* **EXTRACTED INFORMATION**
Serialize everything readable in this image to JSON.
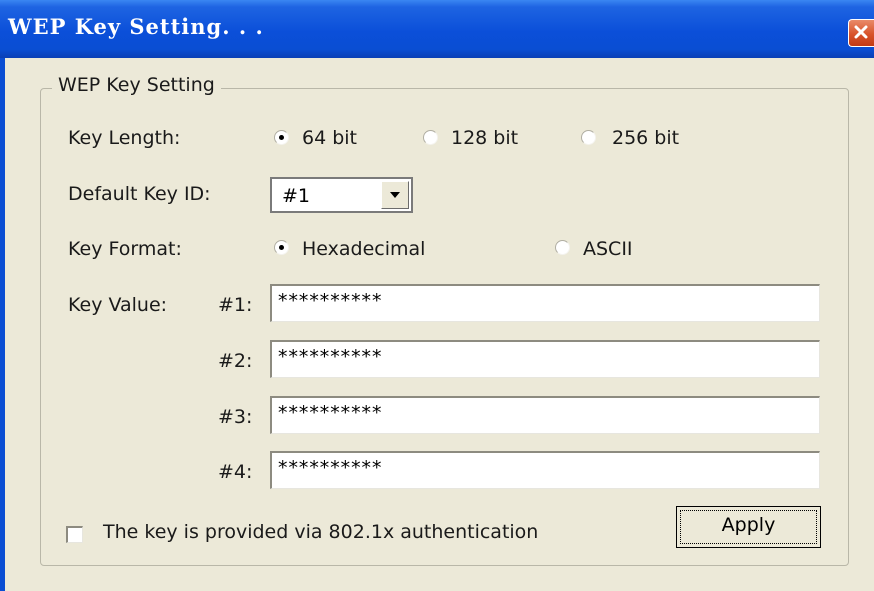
{
  "window": {
    "title": "WEP Key Setting. . .",
    "close_icon": "close-icon"
  },
  "group": {
    "label": "WEP Key Setting"
  },
  "key_length": {
    "label": "Key Length:",
    "options": [
      "64 bit",
      "128 bit",
      "256 bit"
    ],
    "selected": "64 bit"
  },
  "default_key_id": {
    "label": "Default Key ID:",
    "value": "#1",
    "arrow_icon": "chevron-down-icon"
  },
  "key_format": {
    "label": "Key Format:",
    "options": [
      "Hexadecimal",
      "ASCII"
    ],
    "selected": "Hexadecimal"
  },
  "key_value": {
    "label": "Key Value:",
    "keys": [
      {
        "label": "#1:",
        "value": "**********"
      },
      {
        "label": "#2:",
        "value": "**********"
      },
      {
        "label": "#3:",
        "value": "**********"
      },
      {
        "label": "#4:",
        "value": "**********"
      }
    ]
  },
  "auth_checkbox": {
    "label": "The key is provided via 802.1x authentication",
    "checked": false
  },
  "apply_button": {
    "label": "Apply"
  },
  "colors": {
    "titlebar": "#0a4ed3",
    "dialog_bg": "#ece9d8",
    "close_button": "#d8532b"
  }
}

* **TO DO**
Repeat each entry exactly. Pictures do not belong in the copy.

* **SOLUTION TO THE PROBLEM**
Serialize everything readable in this image to JSON.
{
  "window": {
    "title": "WEP Key Setting. . .",
    "close_icon": "close-icon"
  },
  "group": {
    "label": "WEP Key Setting"
  },
  "key_length": {
    "label": "Key Length:",
    "options": [
      "64 bit",
      "128 bit",
      "256 bit"
    ],
    "selected": "64 bit"
  },
  "default_key_id": {
    "label": "Default Key ID:",
    "value": "#1",
    "arrow_icon": "chevron-down-icon"
  },
  "key_format": {
    "label": "Key Format:",
    "options": [
      "Hexadecimal",
      "ASCII"
    ],
    "selected": "Hexadecimal"
  },
  "key_value": {
    "label": "Key Value:",
    "keys": [
      {
        "label": "#1:",
        "value": "**********"
      },
      {
        "label": "#2:",
        "value": "**********"
      },
      {
        "label": "#3:",
        "value": "**********"
      },
      {
        "label": "#4:",
        "value": "**********"
      }
    ]
  },
  "auth_checkbox": {
    "label": "The key is provided via 802.1x authentication",
    "checked": false
  },
  "apply_button": {
    "label": "Apply"
  },
  "colors": {
    "titlebar": "#0a4ed3",
    "dialog_bg": "#ece9d8",
    "close_button": "#d8532b"
  }
}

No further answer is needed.